◆ **PROBLEM DETAILS**:
Convert the material below into a JSON list of strings, starting at its first line and ending at the line that contains "parent-distribution-lines: 母公司利润分配 提取盈余公积160", with one string per line and any blank lines left out.

======== RECORDS SHOWN

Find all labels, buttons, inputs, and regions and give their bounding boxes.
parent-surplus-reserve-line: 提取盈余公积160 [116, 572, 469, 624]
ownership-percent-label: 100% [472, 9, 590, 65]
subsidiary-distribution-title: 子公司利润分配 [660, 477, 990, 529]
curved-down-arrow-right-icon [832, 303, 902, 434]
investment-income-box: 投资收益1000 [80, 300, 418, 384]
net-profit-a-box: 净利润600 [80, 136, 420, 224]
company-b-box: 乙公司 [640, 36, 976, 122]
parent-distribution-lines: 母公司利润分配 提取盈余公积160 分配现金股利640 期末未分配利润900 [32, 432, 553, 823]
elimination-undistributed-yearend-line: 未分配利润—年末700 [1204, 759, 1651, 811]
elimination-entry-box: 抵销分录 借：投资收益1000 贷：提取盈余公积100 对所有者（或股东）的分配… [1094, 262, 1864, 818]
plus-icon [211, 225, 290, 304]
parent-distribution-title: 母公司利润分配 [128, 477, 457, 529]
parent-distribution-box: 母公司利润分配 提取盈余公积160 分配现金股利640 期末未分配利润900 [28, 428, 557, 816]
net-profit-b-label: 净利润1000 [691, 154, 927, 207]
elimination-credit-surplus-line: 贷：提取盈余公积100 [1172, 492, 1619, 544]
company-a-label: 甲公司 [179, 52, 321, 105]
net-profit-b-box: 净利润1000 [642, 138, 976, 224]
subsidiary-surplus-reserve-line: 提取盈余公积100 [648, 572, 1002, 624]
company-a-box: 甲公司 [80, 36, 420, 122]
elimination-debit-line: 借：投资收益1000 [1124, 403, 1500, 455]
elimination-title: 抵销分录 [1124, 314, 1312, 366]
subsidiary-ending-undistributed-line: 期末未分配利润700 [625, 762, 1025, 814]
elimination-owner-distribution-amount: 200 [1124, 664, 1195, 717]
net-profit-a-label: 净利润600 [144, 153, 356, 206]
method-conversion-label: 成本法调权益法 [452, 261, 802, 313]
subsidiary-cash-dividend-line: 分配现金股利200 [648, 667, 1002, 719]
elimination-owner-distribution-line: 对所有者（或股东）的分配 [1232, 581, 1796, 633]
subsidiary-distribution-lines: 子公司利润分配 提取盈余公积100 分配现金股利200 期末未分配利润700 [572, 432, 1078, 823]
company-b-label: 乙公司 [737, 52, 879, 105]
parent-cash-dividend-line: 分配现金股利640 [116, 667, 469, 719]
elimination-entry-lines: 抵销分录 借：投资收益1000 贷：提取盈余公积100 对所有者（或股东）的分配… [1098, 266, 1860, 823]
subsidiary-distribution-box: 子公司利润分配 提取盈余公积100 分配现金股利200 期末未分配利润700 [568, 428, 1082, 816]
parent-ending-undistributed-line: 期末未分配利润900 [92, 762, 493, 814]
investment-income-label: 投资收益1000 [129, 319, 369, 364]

================

◆ **ANSWER**:
[
  "Find all labels, buttons, inputs, and regions and give their bounding boxes.",
  "parent-surplus-reserve-line: 提取盈余公积160 [116, 572, 469, 624]",
  "ownership-percent-label: 100% [472, 9, 590, 65]",
  "subsidiary-distribution-title: 子公司利润分配 [660, 477, 990, 529]",
  "curved-down-arrow-right-icon [832, 303, 902, 434]",
  "investment-income-box: 投资收益1000 [80, 300, 418, 384]",
  "net-profit-a-box: 净利润600 [80, 136, 420, 224]",
  "company-b-box: 乙公司 [640, 36, 976, 122]",
  "parent-distribution-lines: 母公司利润分配 提取盈余公积160 分配现金股利640 期末未分配利润900 [32, 432, 553, 823]"
]